— start of Items —

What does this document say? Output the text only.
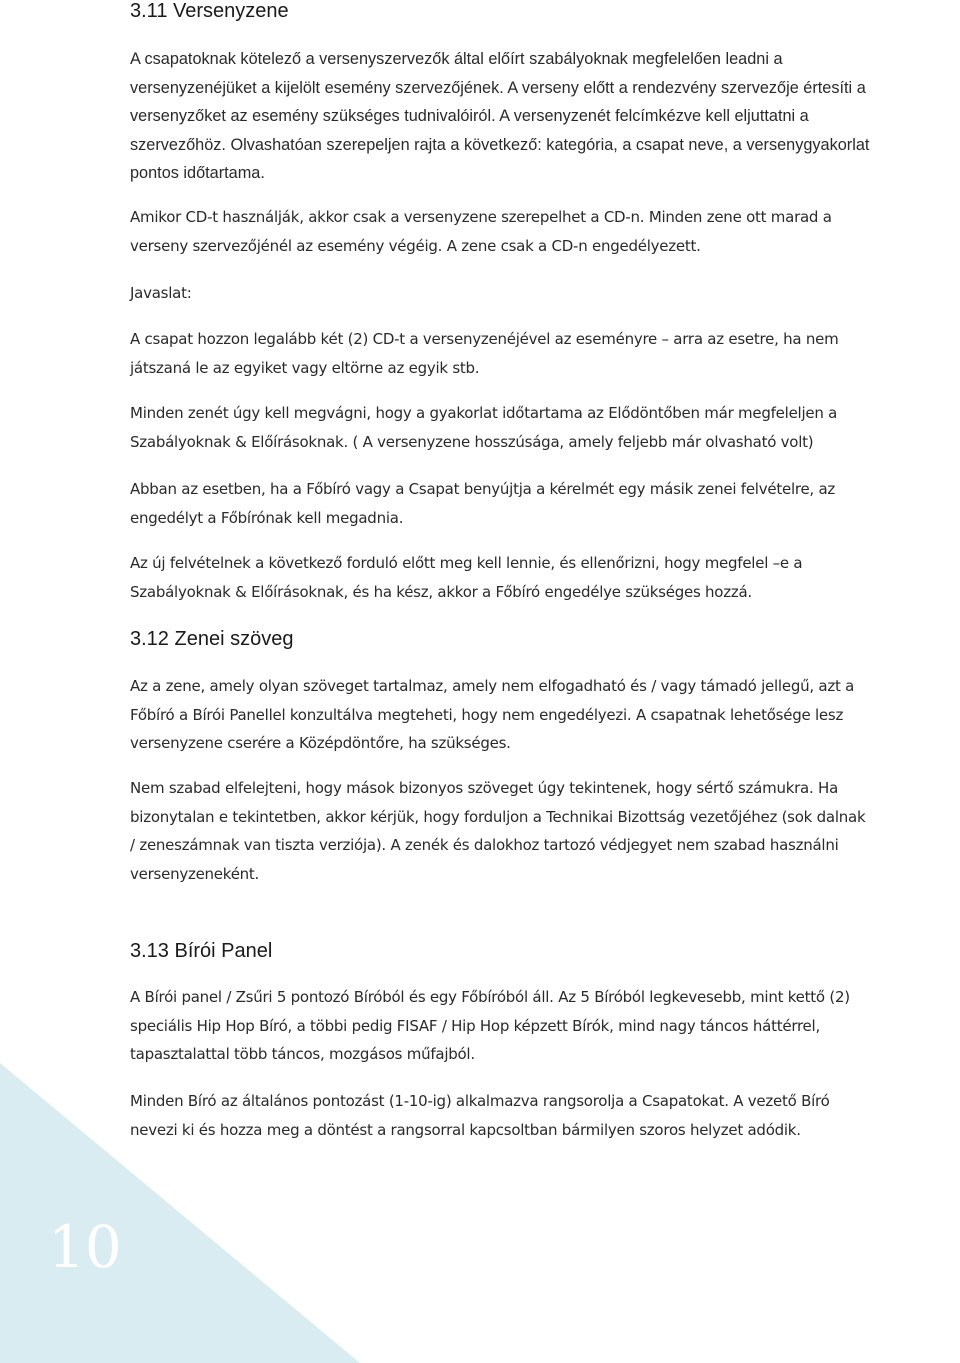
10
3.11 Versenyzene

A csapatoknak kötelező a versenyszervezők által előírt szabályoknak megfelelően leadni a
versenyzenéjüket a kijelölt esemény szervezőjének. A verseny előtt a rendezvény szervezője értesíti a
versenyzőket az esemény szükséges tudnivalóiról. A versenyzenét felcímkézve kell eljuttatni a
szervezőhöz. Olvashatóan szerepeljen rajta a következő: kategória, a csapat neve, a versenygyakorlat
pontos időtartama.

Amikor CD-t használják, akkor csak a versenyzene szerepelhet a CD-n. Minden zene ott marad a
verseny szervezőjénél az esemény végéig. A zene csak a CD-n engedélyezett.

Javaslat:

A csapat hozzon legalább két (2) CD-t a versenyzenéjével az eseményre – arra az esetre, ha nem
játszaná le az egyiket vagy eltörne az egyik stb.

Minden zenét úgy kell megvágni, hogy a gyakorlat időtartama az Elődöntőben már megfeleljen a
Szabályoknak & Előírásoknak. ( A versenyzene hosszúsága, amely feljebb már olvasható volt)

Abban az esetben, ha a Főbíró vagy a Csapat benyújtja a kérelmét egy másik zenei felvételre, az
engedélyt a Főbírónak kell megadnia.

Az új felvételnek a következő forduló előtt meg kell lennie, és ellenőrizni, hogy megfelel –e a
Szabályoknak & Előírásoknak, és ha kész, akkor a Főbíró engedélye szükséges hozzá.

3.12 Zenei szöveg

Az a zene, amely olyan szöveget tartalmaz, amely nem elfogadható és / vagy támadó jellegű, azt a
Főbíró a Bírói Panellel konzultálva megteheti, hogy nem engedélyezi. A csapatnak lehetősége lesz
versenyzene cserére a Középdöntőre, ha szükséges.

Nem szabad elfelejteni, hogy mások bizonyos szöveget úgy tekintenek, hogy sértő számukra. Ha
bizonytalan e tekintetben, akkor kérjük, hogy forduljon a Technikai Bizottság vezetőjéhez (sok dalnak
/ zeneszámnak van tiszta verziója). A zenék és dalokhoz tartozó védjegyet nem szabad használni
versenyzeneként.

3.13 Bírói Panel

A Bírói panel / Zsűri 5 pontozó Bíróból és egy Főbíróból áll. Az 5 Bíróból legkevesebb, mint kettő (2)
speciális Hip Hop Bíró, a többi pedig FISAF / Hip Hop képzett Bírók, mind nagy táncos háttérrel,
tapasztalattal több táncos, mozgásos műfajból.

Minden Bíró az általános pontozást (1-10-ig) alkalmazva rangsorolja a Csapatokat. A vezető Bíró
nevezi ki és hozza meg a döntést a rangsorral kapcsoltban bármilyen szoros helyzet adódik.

— end of Items —
— start of Items —

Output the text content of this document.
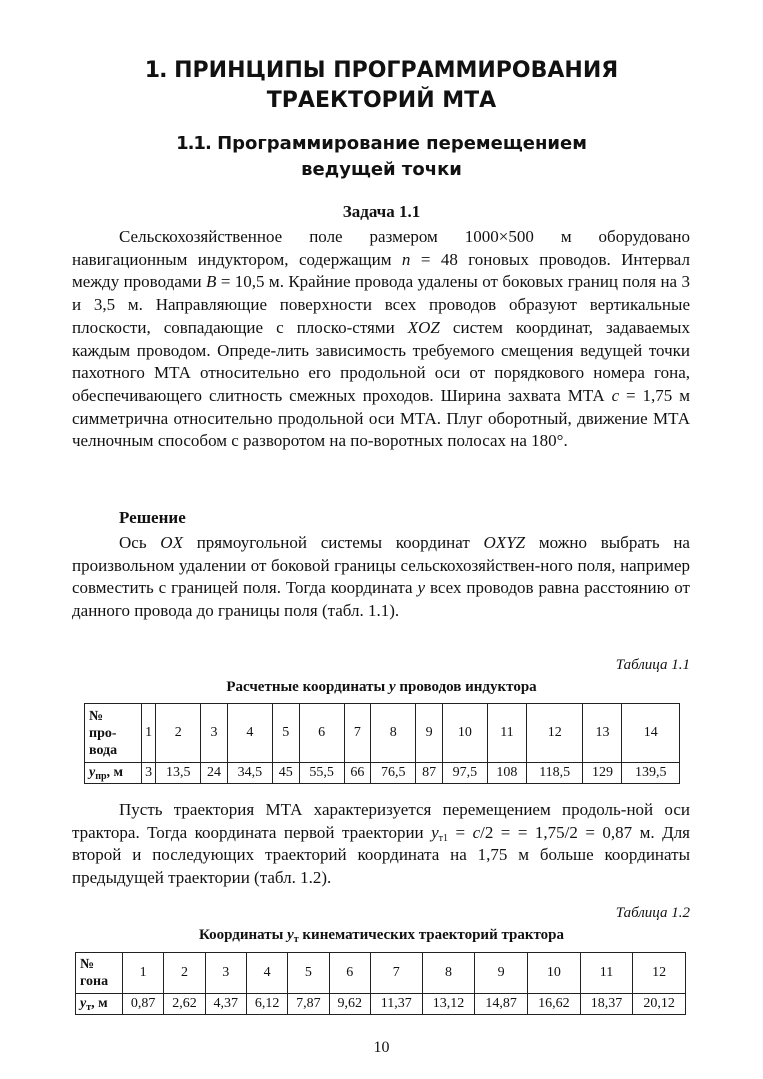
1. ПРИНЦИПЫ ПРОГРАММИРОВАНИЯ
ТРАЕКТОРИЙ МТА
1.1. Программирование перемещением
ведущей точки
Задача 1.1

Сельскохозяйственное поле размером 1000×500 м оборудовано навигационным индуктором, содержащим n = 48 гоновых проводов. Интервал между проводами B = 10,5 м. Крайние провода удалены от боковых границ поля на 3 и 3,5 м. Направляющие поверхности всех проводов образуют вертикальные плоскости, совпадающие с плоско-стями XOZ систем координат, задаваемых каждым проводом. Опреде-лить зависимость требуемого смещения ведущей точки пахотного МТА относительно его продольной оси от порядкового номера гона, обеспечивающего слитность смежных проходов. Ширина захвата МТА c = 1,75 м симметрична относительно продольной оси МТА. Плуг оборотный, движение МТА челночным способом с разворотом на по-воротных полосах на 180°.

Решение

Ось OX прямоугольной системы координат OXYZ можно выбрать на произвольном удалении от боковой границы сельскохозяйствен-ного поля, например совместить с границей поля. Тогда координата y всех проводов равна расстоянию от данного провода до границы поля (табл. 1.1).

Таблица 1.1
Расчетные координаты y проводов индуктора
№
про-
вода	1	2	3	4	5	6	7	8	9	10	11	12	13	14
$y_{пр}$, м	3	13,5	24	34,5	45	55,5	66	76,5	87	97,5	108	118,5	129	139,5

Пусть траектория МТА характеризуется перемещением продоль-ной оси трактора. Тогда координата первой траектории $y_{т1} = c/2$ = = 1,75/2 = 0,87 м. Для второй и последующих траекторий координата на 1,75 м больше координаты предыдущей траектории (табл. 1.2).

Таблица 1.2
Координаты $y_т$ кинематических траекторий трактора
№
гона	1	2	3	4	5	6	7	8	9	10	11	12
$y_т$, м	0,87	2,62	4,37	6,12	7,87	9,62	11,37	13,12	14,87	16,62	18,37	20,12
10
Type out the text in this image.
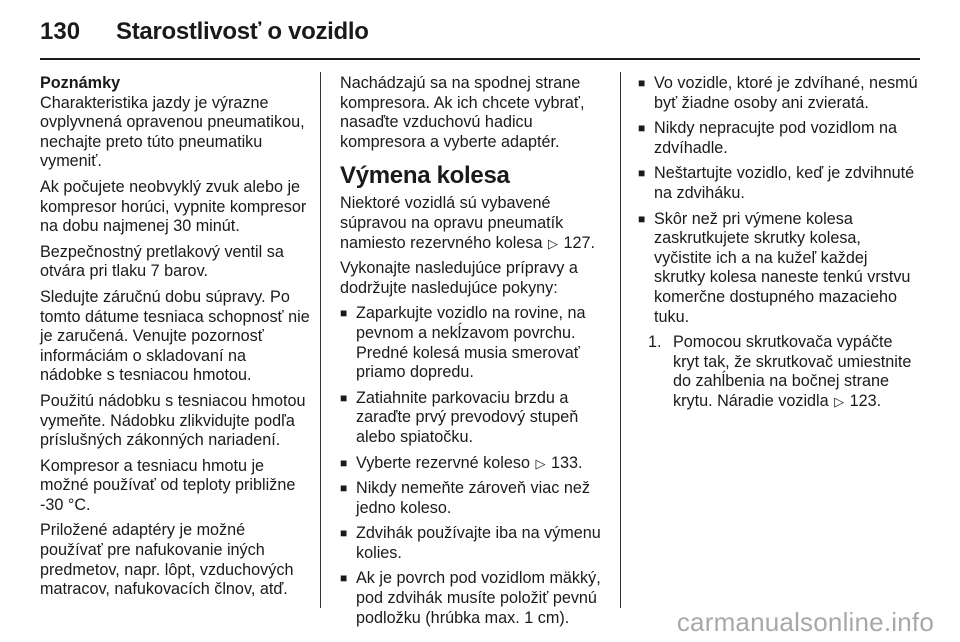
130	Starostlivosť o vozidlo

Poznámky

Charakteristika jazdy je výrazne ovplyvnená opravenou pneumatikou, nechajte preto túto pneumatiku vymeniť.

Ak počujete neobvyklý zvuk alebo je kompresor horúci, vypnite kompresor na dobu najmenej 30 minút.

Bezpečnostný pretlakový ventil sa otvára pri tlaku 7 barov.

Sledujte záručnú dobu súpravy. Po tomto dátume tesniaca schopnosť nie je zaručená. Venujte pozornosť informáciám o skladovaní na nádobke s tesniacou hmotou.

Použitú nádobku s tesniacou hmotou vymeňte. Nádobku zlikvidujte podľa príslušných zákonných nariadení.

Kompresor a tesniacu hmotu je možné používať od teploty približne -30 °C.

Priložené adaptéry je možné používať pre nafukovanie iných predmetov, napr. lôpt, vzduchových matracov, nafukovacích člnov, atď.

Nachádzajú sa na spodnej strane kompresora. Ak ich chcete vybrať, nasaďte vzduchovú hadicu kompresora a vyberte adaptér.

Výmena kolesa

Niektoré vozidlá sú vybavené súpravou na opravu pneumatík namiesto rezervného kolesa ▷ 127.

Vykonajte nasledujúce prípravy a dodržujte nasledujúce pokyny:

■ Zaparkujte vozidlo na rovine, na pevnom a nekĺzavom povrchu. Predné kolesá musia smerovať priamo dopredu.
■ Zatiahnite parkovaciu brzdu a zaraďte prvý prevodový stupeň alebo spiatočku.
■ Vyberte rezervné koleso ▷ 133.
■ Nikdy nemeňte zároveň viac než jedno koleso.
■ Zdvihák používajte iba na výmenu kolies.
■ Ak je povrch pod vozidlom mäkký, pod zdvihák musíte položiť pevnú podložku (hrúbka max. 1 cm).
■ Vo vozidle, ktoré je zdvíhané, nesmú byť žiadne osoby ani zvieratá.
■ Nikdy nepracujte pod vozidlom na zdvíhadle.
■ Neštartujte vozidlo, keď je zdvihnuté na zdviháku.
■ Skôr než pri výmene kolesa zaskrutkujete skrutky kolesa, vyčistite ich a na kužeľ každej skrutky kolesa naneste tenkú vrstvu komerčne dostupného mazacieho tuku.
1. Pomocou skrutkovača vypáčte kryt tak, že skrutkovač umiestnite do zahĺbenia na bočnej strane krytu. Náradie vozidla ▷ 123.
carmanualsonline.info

— end of Items —
— start of Items —

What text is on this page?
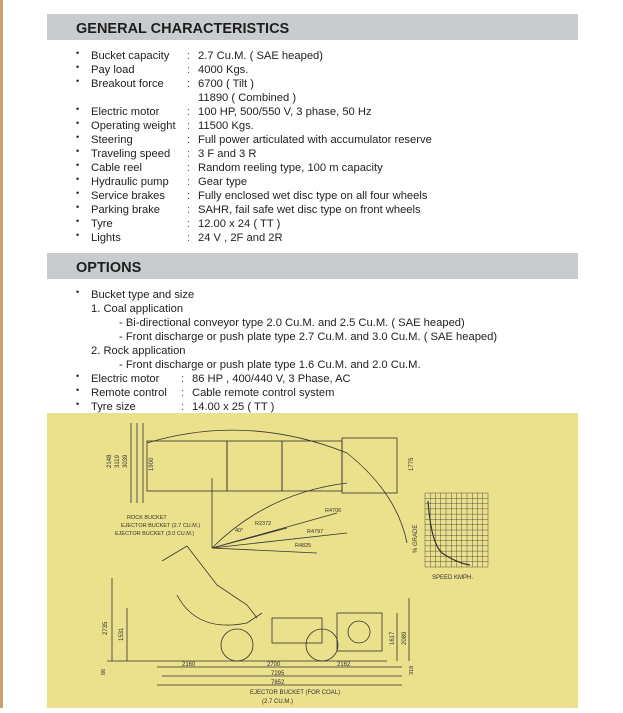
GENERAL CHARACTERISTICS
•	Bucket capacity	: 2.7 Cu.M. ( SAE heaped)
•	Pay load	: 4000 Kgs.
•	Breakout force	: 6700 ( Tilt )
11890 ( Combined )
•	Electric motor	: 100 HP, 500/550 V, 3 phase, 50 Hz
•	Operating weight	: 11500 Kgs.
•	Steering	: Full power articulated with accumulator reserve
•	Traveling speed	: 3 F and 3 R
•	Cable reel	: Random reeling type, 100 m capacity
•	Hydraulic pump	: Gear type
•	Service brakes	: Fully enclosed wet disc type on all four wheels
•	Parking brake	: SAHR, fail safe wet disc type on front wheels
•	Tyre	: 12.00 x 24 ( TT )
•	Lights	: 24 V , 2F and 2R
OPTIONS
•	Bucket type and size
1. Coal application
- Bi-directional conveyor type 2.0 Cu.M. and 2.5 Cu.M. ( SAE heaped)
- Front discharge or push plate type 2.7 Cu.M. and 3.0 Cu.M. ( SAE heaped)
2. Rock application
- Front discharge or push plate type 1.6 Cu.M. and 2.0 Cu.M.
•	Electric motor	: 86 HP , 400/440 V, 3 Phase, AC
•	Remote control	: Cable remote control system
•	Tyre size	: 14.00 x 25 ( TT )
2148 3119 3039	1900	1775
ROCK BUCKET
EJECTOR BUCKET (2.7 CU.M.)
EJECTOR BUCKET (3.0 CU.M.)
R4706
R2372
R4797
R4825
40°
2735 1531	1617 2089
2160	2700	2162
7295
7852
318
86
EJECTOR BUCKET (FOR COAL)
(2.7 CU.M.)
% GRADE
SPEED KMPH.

— end of Items —

What you need to do:
Extract every line above containing the word "szabad".

Result for this exercise:
Nem szabad elfelejteni, hogy mások bizonyos szöveget úgy tekintenek, hogy sértő számukra. Ha
/ zeneszámnak van tiszta verziója). A zenék és dalokhoz tartozó védjegyet nem szabad használni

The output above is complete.